Task brief:
List each line of the data that holds the string "electrical", please.

Given records:

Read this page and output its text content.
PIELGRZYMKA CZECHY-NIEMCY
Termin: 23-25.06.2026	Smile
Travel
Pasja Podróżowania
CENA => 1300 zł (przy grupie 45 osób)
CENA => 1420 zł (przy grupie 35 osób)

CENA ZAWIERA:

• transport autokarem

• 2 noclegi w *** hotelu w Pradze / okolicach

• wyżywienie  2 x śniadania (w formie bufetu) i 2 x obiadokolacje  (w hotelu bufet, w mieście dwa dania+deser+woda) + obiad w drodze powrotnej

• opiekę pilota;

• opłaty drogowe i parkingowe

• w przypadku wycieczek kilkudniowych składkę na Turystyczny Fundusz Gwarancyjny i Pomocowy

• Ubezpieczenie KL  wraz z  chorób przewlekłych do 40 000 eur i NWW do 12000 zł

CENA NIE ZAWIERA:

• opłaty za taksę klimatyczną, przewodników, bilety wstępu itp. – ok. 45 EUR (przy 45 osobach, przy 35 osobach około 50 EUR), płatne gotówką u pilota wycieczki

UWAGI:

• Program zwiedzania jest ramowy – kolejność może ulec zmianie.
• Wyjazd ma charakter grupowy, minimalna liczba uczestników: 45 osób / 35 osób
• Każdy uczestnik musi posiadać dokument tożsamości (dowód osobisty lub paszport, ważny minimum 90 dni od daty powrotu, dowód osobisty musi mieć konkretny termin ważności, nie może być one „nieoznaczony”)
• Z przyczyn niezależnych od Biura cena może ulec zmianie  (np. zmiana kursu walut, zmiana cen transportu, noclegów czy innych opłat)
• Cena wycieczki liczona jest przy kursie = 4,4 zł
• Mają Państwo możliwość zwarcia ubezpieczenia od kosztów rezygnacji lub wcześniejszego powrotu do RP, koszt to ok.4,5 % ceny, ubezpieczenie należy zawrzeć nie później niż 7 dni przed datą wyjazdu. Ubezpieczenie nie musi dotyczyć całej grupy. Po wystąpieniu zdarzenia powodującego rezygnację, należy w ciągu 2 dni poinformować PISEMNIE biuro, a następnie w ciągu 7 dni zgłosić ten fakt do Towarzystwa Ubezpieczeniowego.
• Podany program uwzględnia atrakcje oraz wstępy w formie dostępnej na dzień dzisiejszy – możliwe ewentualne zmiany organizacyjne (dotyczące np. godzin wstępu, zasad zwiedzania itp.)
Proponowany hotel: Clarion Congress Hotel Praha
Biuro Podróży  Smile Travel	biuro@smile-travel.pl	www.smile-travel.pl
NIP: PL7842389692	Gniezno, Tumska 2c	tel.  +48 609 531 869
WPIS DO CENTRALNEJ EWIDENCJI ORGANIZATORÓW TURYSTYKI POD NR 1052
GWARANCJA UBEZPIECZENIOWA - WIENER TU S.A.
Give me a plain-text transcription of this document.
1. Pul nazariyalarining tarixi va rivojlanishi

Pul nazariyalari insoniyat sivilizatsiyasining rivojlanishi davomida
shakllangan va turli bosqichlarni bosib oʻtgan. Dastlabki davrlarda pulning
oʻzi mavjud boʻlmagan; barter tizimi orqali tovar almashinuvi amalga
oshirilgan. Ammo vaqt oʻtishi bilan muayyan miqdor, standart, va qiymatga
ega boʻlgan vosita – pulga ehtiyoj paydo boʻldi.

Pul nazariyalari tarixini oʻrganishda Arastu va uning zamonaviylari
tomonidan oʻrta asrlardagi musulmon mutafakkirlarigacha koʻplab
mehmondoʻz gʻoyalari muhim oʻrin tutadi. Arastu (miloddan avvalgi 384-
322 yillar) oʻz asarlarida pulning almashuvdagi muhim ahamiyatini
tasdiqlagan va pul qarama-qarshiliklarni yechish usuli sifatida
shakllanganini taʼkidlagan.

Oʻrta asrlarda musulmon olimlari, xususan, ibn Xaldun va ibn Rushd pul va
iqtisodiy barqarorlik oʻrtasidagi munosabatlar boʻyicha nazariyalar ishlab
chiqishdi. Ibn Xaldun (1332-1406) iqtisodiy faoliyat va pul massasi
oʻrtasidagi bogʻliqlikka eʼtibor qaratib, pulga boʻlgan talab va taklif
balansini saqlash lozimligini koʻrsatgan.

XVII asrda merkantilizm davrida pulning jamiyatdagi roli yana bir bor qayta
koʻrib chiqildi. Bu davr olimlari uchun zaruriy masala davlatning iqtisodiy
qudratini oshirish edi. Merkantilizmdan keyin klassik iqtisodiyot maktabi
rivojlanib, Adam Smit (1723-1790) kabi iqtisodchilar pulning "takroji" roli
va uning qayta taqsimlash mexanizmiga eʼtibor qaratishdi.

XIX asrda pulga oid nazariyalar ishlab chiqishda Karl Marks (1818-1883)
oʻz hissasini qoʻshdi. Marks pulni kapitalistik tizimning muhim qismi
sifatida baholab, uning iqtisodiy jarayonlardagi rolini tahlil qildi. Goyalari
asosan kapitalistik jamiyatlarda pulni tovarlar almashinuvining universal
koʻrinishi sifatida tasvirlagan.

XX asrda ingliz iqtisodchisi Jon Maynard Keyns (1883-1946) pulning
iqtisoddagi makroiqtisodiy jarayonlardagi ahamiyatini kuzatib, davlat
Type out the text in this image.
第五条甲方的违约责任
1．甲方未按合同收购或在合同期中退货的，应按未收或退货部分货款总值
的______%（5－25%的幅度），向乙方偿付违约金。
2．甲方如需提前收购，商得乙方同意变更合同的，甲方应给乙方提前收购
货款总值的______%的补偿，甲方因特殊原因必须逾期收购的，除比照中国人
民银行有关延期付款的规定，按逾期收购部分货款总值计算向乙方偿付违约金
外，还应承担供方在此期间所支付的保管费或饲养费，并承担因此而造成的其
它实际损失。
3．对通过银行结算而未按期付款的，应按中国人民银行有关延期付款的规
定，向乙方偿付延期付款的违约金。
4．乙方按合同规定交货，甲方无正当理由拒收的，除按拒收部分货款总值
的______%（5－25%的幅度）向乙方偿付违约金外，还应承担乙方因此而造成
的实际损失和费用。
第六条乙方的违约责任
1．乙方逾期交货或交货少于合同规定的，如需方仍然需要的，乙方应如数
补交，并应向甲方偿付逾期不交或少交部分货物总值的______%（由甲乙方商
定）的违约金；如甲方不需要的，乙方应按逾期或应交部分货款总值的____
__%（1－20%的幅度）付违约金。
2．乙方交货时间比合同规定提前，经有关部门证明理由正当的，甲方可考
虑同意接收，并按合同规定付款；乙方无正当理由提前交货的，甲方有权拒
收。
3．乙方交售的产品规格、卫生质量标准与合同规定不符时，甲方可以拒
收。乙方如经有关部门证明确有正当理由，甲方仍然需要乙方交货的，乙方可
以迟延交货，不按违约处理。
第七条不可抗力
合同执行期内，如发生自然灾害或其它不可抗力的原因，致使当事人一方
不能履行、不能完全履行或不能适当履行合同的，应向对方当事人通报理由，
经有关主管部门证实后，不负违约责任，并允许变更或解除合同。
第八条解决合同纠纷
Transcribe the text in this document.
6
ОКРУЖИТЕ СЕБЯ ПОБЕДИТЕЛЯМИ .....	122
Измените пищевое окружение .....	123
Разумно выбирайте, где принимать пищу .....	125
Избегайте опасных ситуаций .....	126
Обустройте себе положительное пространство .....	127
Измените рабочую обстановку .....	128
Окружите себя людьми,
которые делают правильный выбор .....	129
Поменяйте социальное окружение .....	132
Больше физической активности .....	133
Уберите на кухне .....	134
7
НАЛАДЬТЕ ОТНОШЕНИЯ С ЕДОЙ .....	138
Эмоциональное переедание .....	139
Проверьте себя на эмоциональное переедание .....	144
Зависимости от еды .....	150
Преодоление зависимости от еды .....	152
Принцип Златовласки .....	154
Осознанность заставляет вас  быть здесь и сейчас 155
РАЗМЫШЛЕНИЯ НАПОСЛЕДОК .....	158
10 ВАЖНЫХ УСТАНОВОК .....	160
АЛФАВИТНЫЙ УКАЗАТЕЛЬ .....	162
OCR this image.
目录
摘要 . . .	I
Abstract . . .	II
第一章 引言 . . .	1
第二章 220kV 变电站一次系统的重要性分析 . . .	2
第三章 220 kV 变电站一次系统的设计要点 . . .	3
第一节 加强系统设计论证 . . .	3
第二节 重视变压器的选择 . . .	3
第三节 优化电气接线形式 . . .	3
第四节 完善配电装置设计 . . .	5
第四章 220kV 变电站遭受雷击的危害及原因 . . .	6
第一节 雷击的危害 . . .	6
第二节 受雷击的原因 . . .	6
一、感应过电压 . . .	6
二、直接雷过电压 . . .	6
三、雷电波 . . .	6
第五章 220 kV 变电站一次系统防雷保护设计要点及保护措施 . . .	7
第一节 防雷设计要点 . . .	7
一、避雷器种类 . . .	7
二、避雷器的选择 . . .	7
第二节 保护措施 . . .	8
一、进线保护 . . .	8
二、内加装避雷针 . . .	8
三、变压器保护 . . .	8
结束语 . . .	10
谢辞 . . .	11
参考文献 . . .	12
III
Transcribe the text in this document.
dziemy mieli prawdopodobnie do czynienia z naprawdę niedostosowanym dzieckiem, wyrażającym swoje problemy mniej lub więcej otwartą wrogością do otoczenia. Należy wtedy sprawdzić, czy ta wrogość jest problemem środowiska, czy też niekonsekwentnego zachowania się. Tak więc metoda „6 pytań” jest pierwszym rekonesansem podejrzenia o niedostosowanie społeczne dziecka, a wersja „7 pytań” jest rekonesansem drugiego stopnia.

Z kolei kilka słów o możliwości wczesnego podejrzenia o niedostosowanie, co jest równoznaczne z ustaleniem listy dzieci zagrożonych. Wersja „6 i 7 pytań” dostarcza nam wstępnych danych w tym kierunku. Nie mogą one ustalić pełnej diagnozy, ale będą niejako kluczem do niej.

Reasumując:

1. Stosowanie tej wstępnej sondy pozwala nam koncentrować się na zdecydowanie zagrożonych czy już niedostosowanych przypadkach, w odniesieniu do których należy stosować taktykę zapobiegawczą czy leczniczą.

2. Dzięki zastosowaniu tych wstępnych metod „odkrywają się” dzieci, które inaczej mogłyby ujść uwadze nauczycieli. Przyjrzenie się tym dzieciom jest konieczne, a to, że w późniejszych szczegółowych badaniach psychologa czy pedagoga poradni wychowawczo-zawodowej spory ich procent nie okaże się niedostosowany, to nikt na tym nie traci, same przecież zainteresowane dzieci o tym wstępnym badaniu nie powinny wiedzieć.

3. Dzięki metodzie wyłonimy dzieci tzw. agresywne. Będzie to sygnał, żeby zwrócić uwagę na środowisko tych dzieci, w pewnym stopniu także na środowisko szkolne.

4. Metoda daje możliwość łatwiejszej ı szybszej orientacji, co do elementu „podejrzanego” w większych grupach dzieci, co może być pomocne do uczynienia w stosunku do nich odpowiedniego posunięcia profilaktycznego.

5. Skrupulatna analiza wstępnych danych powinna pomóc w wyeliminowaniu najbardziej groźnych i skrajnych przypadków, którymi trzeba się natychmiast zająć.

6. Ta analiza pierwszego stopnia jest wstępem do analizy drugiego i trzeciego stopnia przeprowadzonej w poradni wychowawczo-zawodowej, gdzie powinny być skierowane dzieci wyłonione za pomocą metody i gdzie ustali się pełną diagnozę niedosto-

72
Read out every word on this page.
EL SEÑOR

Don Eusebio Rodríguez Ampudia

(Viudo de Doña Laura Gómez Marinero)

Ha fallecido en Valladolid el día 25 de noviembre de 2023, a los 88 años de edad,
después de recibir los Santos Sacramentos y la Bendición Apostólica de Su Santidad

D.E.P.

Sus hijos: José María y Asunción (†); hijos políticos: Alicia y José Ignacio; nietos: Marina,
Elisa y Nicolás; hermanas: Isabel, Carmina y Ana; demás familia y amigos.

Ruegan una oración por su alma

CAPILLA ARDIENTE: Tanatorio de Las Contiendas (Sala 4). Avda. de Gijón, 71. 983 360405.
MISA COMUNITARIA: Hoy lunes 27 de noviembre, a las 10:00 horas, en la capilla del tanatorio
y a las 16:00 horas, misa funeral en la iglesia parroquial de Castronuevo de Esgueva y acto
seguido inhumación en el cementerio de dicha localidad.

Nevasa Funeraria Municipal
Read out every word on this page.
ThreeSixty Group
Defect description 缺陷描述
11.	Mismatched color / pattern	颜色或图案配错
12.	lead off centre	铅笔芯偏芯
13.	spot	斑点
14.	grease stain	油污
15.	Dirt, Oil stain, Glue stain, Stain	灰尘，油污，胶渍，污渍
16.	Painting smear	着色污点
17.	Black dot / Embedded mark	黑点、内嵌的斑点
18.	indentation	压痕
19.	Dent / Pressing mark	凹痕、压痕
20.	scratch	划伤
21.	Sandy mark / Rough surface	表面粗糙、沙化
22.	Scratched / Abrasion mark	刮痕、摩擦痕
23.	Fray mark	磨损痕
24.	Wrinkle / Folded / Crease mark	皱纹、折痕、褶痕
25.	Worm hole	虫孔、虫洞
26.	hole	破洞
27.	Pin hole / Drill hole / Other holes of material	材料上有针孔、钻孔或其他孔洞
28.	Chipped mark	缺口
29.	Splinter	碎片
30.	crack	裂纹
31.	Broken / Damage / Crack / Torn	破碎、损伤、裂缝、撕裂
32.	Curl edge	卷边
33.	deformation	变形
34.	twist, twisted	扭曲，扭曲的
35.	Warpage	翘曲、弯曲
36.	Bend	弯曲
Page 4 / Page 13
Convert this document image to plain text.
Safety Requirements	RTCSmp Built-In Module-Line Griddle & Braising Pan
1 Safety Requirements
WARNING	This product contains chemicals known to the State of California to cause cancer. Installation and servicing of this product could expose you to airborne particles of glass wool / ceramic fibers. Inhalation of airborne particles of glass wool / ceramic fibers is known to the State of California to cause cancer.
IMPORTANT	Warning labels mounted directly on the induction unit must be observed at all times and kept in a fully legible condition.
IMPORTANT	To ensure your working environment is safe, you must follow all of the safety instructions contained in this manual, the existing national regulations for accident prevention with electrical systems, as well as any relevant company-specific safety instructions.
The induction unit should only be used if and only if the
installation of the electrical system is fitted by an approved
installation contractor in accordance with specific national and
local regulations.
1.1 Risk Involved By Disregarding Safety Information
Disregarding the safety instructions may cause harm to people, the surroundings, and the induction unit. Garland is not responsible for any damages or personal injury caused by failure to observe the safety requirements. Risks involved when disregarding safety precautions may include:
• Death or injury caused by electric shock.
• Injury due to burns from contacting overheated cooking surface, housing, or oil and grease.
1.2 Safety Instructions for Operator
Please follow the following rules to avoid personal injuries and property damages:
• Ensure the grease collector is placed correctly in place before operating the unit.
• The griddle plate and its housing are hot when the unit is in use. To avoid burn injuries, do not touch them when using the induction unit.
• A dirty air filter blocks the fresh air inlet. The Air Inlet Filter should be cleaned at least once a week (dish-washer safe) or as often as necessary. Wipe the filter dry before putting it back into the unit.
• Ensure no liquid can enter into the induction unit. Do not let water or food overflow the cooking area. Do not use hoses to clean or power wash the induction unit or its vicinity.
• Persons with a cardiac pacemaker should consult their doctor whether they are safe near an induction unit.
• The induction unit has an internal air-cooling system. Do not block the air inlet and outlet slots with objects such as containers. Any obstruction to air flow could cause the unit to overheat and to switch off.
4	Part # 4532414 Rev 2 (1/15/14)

Solution for this problem:
IMPORTANT	To ensure your working environment is safe, you must follow all of the safety instructions contained in this manual, the existing national regulations for accident prevention with electrical systems, as well as any relevant company-specific safety instructions.
installation of the electrical system is fitted by an approved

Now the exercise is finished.